== EXERCISE INSTRUCTIONS ==
Work out how many lines in the entries contain the string "name", and give nothing but that number.

☆ ☆ ☆ ☆ ☆

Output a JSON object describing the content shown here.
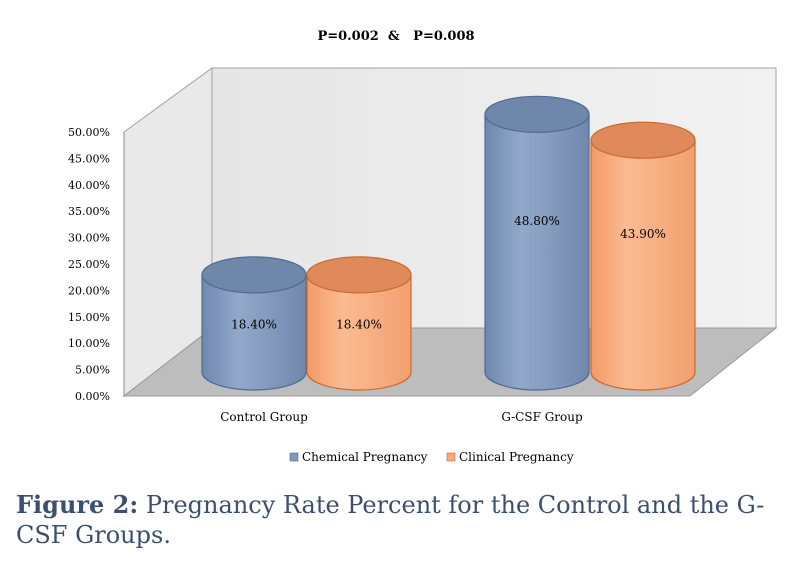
{
  "chart_data": {
    "type": "bar",
    "title": "P=0.002  &   P=0.008",
    "categories": [
      "Control Group",
      "G-CSF Group"
    ],
    "series": [
      {
        "name": "Chemical Pregnancy",
        "values": [
          18.4,
          48.8
        ],
        "labels": [
          "18.40%",
          "48.80%"
        ],
        "color": "#7f98bd"
      },
      {
        "name": "Clinical Pregnancy",
        "values": [
          18.4,
          43.9
        ],
        "labels": [
          "18.40%",
          "43.90%"
        ],
        "color": "#f6a97a"
      }
    ],
    "ylim": [
      0,
      50
    ],
    "yticks": [
      "0.00%",
      "5.00%",
      "10.00%",
      "15.00%",
      "20.00%",
      "25.00%",
      "30.00%",
      "35.00%",
      "40.00%",
      "45.00%",
      "50.00%"
    ],
    "legend_position": "bottom",
    "style": "3d-cylinder",
    "grid": false
  },
  "caption": {
    "label": "Figure 2:",
    "text": "Pregnancy Rate Percent for the Control and the G-CSF Groups."
  }
}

☆ ☆ ☆ ☆ ☆

== RESULT OF THIS EXERCISE ==
2